- **WHAT THE TASK ASKS**:
Single out the lines that include the word "ylabel". Copy them.

- **EXERCISE INPUTS**:

________________________

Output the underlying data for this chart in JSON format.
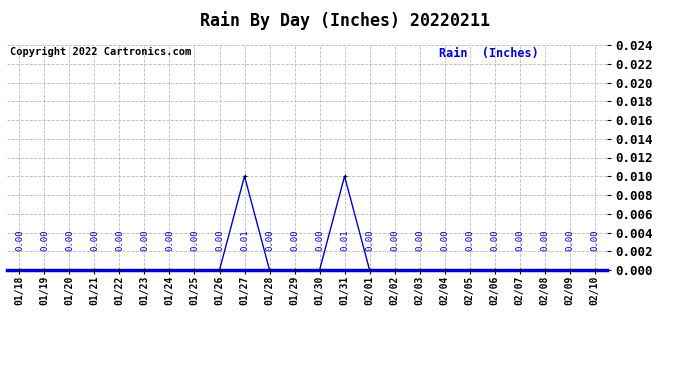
{
  "title": "Rain By Day (Inches) 20220211",
  "copyright": "Copyright 2022 Cartronics.com",
  "legend_label": "Rain  (Inches)",
  "dates": [
    "01/18",
    "01/19",
    "01/20",
    "01/21",
    "01/22",
    "01/23",
    "01/24",
    "01/25",
    "01/26",
    "01/27",
    "01/28",
    "01/29",
    "01/30",
    "01/31",
    "02/01",
    "02/02",
    "02/03",
    "02/04",
    "02/05",
    "02/06",
    "02/07",
    "02/08",
    "02/09",
    "02/10"
  ],
  "values": [
    0.0,
    0.0,
    0.0,
    0.0,
    0.0,
    0.0,
    0.0,
    0.0,
    0.0,
    0.01,
    0.0,
    0.0,
    0.0,
    0.01,
    0.0,
    0.0,
    0.0,
    0.0,
    0.0,
    0.0,
    0.0,
    0.0,
    0.0,
    0.0
  ],
  "line_color": "#0000cc",
  "text_color_blue": "#0000cc",
  "text_color_black": "#000000",
  "bg_color": "#ffffff",
  "grid_color": "#bbbbbb",
  "ylim": [
    0.0,
    0.024
  ],
  "yticks": [
    0.0,
    0.002,
    0.004,
    0.006,
    0.008,
    0.01,
    0.012,
    0.014,
    0.016,
    0.018,
    0.02,
    0.022,
    0.024
  ],
  "title_fontsize": 12,
  "copyright_fontsize": 7.5,
  "legend_fontsize": 8.5,
  "tick_fontsize": 7,
  "annot_fontsize": 6.5,
  "ytick_fontsize": 9
}
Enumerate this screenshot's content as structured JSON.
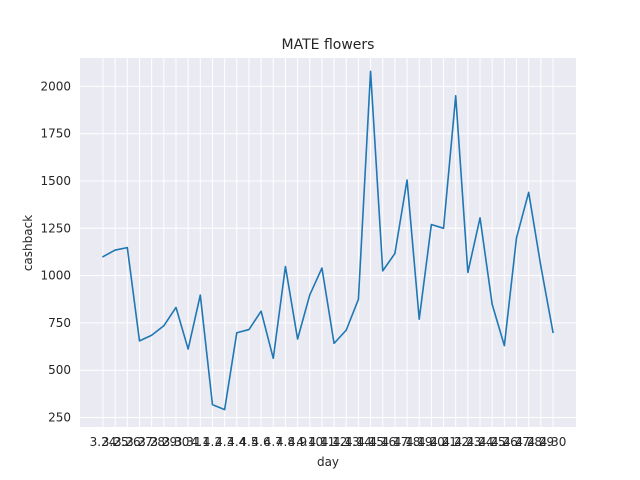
{
  "chart_data": {
    "type": "line",
    "title": "MATE flowers",
    "xlabel": "day",
    "ylabel": "cashback",
    "categories": [
      "3.24",
      "3.25",
      "3.26",
      "3.27",
      "3.28",
      "3.29",
      "3.30",
      "3.31",
      "4.1",
      "4.2",
      "4.3",
      "4.4",
      "4.5",
      "4.6",
      "4.7",
      "4.8",
      "4.9",
      "4.10",
      "4.11",
      "4.12",
      "4.13",
      "4.14",
      "4.15",
      "4.16",
      "4.17",
      "4.18",
      "4.19",
      "4.20",
      "4.21",
      "4.22",
      "4.23",
      "4.24",
      "4.25",
      "4.26",
      "4.27",
      "4.28",
      "4.29",
      "4.30"
    ],
    "series": [
      {
        "values": [
          1100,
          1135,
          1148,
          655,
          685,
          735,
          832,
          612,
          897,
          318,
          292,
          698,
          715,
          812,
          563,
          1048,
          665,
          898,
          1040,
          642,
          712,
          875,
          2080,
          1025,
          1117,
          1505,
          770,
          1270,
          1250,
          1950,
          1017,
          1305,
          848,
          630,
          1200,
          1440,
          1050,
          700
        ],
        "color": "#1f77b4"
      }
    ],
    "ylim": [
      200,
      2150
    ],
    "yticks": [
      250,
      500,
      750,
      1000,
      1250,
      1500,
      1750,
      2000
    ],
    "grid": true,
    "legend": "none",
    "background": "#eaeaf2",
    "gridColor": "#ffffff"
  }
}
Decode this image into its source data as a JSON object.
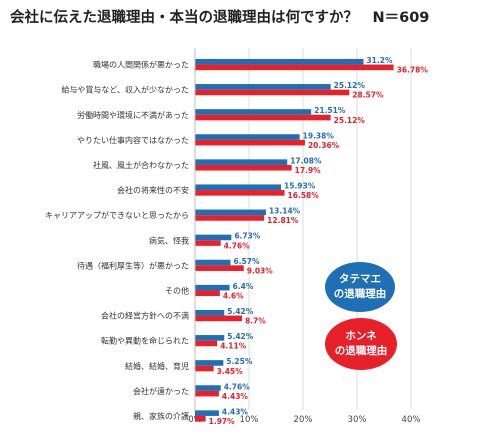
{
  "chart_data": {
    "type": "bar",
    "orientation": "horizontal",
    "title": "会社に伝えた退職理由・本当の退職理由は何ですか？　N＝609",
    "xlim": [
      0,
      40
    ],
    "x_ticks": [
      "0%",
      "10%",
      "20%",
      "30%",
      "40%"
    ],
    "grid": true,
    "categories": [
      "職場の人間関係が悪かった",
      "給与や賞与など、収入が少なかった",
      "労働時間や環境に不満があった",
      "やりたい仕事内容ではなかった",
      "社風、風土が合わなかった",
      "会社の将来性の不安",
      "キャリアアップができないと思ったから",
      "病気、怪我",
      "待遇（福利厚生等）が悪かった",
      "その他",
      "会社の経営方針への不満",
      "転勤や異動を命じられた",
      "結婚、結婚、育児",
      "会社が遠かった",
      "親、家族の介護"
    ],
    "series": [
      {
        "name": "タテマエの退職理由",
        "color": "#1f6fb6",
        "values": [
          31.2,
          25.12,
          21.51,
          19.38,
          17.08,
          15.93,
          13.14,
          6.73,
          6.57,
          6.4,
          5.42,
          5.42,
          5.25,
          4.76,
          4.43
        ],
        "labels": [
          "31.2%",
          "25.12%",
          "21.51%",
          "19.38%",
          "17.08%",
          "15.93%",
          "13.14%",
          "6.73%",
          "6.57%",
          "6.4%",
          "5.42%",
          "5.42%",
          "5.25%",
          "4.76%",
          "4.43%"
        ]
      },
      {
        "name": "ホンネの退職理由",
        "color": "#e8202a",
        "values": [
          36.78,
          28.57,
          25.12,
          20.36,
          17.9,
          16.58,
          12.81,
          4.76,
          9.03,
          4.6,
          8.7,
          4.11,
          3.45,
          4.43,
          1.97
        ],
        "labels": [
          "36.78%",
          "28.57%",
          "25.12%",
          "20.36%",
          "17.9%",
          "16.58%",
          "12.81%",
          "4.76%",
          "9.03%",
          "4.6%",
          "8.7%",
          "4.11%",
          "3.45%",
          "4.43%",
          "1.97%"
        ]
      }
    ]
  },
  "legend": {
    "tatemae": {
      "line1": "タテマエ",
      "line2": "の退職理由"
    },
    "honne": {
      "line1": "ホンネ",
      "line2": "の退職理由"
    }
  }
}
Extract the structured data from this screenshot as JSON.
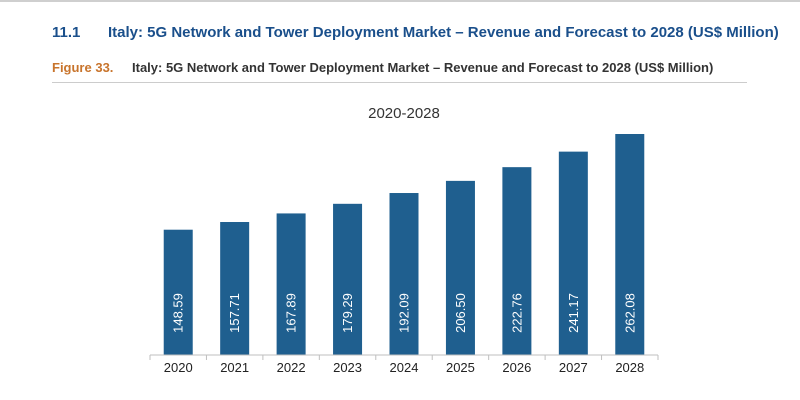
{
  "section": {
    "number": "11.1",
    "title": "Italy: 5G Network and Tower Deployment Market – Revenue and Forecast to 2028 (US$ Million)"
  },
  "figure": {
    "number": "Figure 33.",
    "caption": "Italy: 5G Network and Tower Deployment Market – Revenue and Forecast to 2028 (US$ Million)"
  },
  "colors": {
    "bar": "#1f5f8f",
    "heading": "#1a4f8b",
    "figure_number": "#c8742c"
  },
  "chart_data": {
    "type": "bar",
    "title": "2020-2028",
    "xlabel": "",
    "ylabel": "",
    "categories": [
      "2020",
      "2021",
      "2022",
      "2023",
      "2024",
      "2025",
      "2026",
      "2027",
      "2028"
    ],
    "values": [
      148.59,
      157.71,
      167.89,
      179.29,
      192.09,
      206.5,
      222.76,
      241.17,
      262.08
    ],
    "value_labels": [
      "148.59",
      "157.71",
      "167.89",
      "179.29",
      "192.09",
      "206.50",
      "222.76",
      "241.17",
      "262.08"
    ],
    "ylim": [
      0,
      262.08
    ],
    "grid": false,
    "legend": "none"
  }
}
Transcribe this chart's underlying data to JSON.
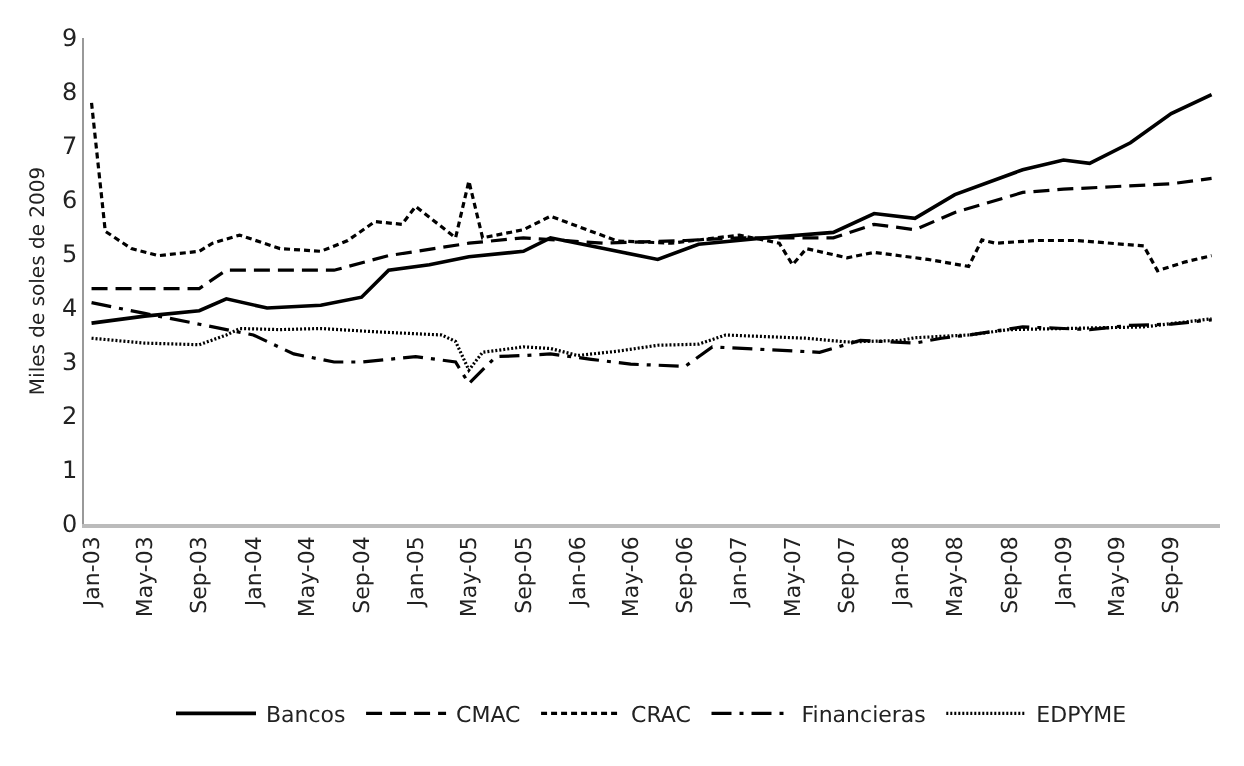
{
  "chart_data": {
    "type": "line",
    "ylabel": "Miles de soles de 2009",
    "ylim": [
      0,
      9
    ],
    "yticks": [
      0,
      1,
      2,
      3,
      4,
      5,
      6,
      7,
      8,
      9
    ],
    "xlim": [
      "2002-12-15",
      "2009-12-20"
    ],
    "xticks": [
      {
        "value": "2003-01",
        "label": "Jan-03"
      },
      {
        "value": "2003-05",
        "label": "May-03"
      },
      {
        "value": "2003-09",
        "label": "Sep-03"
      },
      {
        "value": "2004-01",
        "label": "Jan-04"
      },
      {
        "value": "2004-05",
        "label": "May-04"
      },
      {
        "value": "2004-09",
        "label": "Sep-04"
      },
      {
        "value": "2005-01",
        "label": "Jan-05"
      },
      {
        "value": "2005-05",
        "label": "May-05"
      },
      {
        "value": "2005-09",
        "label": "Sep-05"
      },
      {
        "value": "2006-01",
        "label": "Jan-06"
      },
      {
        "value": "2006-05",
        "label": "May-06"
      },
      {
        "value": "2006-09",
        "label": "Sep-06"
      },
      {
        "value": "2007-01",
        "label": "Jan-07"
      },
      {
        "value": "2007-05",
        "label": "May-07"
      },
      {
        "value": "2007-09",
        "label": "Sep-07"
      },
      {
        "value": "2008-01",
        "label": "Jan-08"
      },
      {
        "value": "2008-05",
        "label": "May-08"
      },
      {
        "value": "2008-09",
        "label": "Sep-08"
      },
      {
        "value": "2009-01",
        "label": "Jan-09"
      },
      {
        "value": "2009-05",
        "label": "May-09"
      },
      {
        "value": "2009-09",
        "label": "Sep-09"
      }
    ],
    "legend": "bottom",
    "marker": "none",
    "series": [
      {
        "name": "Bancos",
        "color": "#000000",
        "line_style": "solid",
        "x": [
          "2003-01",
          "2003-05",
          "2003-09",
          "2003-11",
          "2004-02",
          "2004-06",
          "2004-09",
          "2004-11",
          "2005-02",
          "2005-05",
          "2005-09",
          "2005-11",
          "2006-03",
          "2006-07",
          "2006-10",
          "2007-03",
          "2007-08",
          "2007-11",
          "2008-02",
          "2008-05",
          "2008-10",
          "2009-01",
          "2009-03",
          "2009-06",
          "2009-09",
          "2009-12"
        ],
        "values": [
          3.72,
          3.85,
          3.95,
          4.17,
          4.0,
          4.05,
          4.2,
          4.7,
          4.8,
          4.95,
          5.05,
          5.3,
          5.1,
          4.9,
          5.18,
          5.3,
          5.4,
          5.75,
          5.66,
          6.1,
          6.56,
          6.74,
          6.68,
          7.06,
          7.6,
          7.95
        ]
      },
      {
        "name": "CMAC",
        "color": "#000000",
        "line_style": "dashed",
        "x": [
          "2003-01",
          "2003-09",
          "2003-11",
          "2004-07",
          "2004-11",
          "2005-05",
          "2005-09",
          "2006-03",
          "2006-09",
          "2007-01",
          "2007-08",
          "2007-11",
          "2008-02",
          "2008-05",
          "2008-10",
          "2009-01",
          "2009-05",
          "2009-09",
          "2009-12"
        ],
        "values": [
          4.36,
          4.36,
          4.7,
          4.7,
          4.97,
          5.2,
          5.3,
          5.2,
          5.25,
          5.3,
          5.3,
          5.55,
          5.45,
          5.77,
          6.14,
          6.2,
          6.25,
          6.3,
          6.4
        ]
      },
      {
        "name": "CRAC",
        "color": "#000000",
        "line_style": "short dashed",
        "x": [
          "2003-01",
          "2003-02",
          "2003-04",
          "2003-06",
          "2003-09",
          "2003-10",
          "2003-12",
          "2004-03",
          "2004-06",
          "2004-08",
          "2004-10",
          "2004-12",
          "2005-01",
          "2005-04",
          "2005-05",
          "2005-06",
          "2005-09",
          "2005-11",
          "2006-04",
          "2006-08",
          "2007-01",
          "2007-04",
          "2007-05",
          "2007-06",
          "2007-09",
          "2007-11",
          "2008-03",
          "2008-06",
          "2008-07",
          "2008-08",
          "2008-11",
          "2009-02",
          "2009-07",
          "2009-08",
          "2009-10",
          "2009-12"
        ],
        "values": [
          7.8,
          5.42,
          5.1,
          4.97,
          5.05,
          5.2,
          5.35,
          5.1,
          5.05,
          5.25,
          5.6,
          5.55,
          5.88,
          5.3,
          6.35,
          5.3,
          5.45,
          5.7,
          5.24,
          5.2,
          5.35,
          5.2,
          4.8,
          5.1,
          4.93,
          5.03,
          4.9,
          4.77,
          5.26,
          5.2,
          5.25,
          5.25,
          5.15,
          4.69,
          4.85,
          4.97
        ]
      },
      {
        "name": "Financieras",
        "color": "#000000",
        "line_style": "dash-dot",
        "x": [
          "2003-01",
          "2003-03",
          "2003-05",
          "2003-09",
          "2004-01",
          "2004-04",
          "2004-07",
          "2004-09",
          "2005-01",
          "2005-04",
          "2005-05",
          "2005-07",
          "2005-09",
          "2005-11",
          "2006-02",
          "2006-05",
          "2006-09",
          "2006-11",
          "2007-07",
          "2007-10",
          "2008-02",
          "2008-04",
          "2008-06",
          "2008-10",
          "2009-01",
          "2009-03",
          "2009-06",
          "2009-09",
          "2009-12"
        ],
        "values": [
          4.1,
          4.0,
          3.9,
          3.7,
          3.5,
          3.15,
          3.0,
          3.0,
          3.1,
          3.0,
          2.6,
          3.1,
          3.12,
          3.15,
          3.05,
          2.96,
          2.92,
          3.28,
          3.18,
          3.4,
          3.35,
          3.44,
          3.5,
          3.65,
          3.62,
          3.6,
          3.68,
          3.7,
          3.78
        ]
      },
      {
        "name": "EDPYME",
        "color": "#000000",
        "line_style": "dotted",
        "x": [
          "2003-01",
          "2003-05",
          "2003-09",
          "2003-11",
          "2003-12",
          "2004-03",
          "2004-06",
          "2004-10",
          "2005-03",
          "2005-04",
          "2005-05",
          "2005-06",
          "2005-09",
          "2005-11",
          "2006-01",
          "2006-04",
          "2006-07",
          "2006-10",
          "2006-12",
          "2007-06",
          "2007-09",
          "2008-01",
          "2008-02",
          "2008-06",
          "2008-09",
          "2009-01",
          "2009-07",
          "2009-12"
        ],
        "values": [
          3.44,
          3.35,
          3.32,
          3.5,
          3.62,
          3.6,
          3.62,
          3.56,
          3.5,
          3.38,
          2.85,
          3.18,
          3.28,
          3.25,
          3.12,
          3.2,
          3.31,
          3.33,
          3.5,
          3.44,
          3.37,
          3.4,
          3.45,
          3.5,
          3.6,
          3.62,
          3.65,
          3.8
        ]
      }
    ]
  }
}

________________________

- **SOLUTION FOR THIS EXERCISE**:
    "ylabel": "cashback",
    "ylabel": "",
    "ylabel": "Miles de soles de 2009",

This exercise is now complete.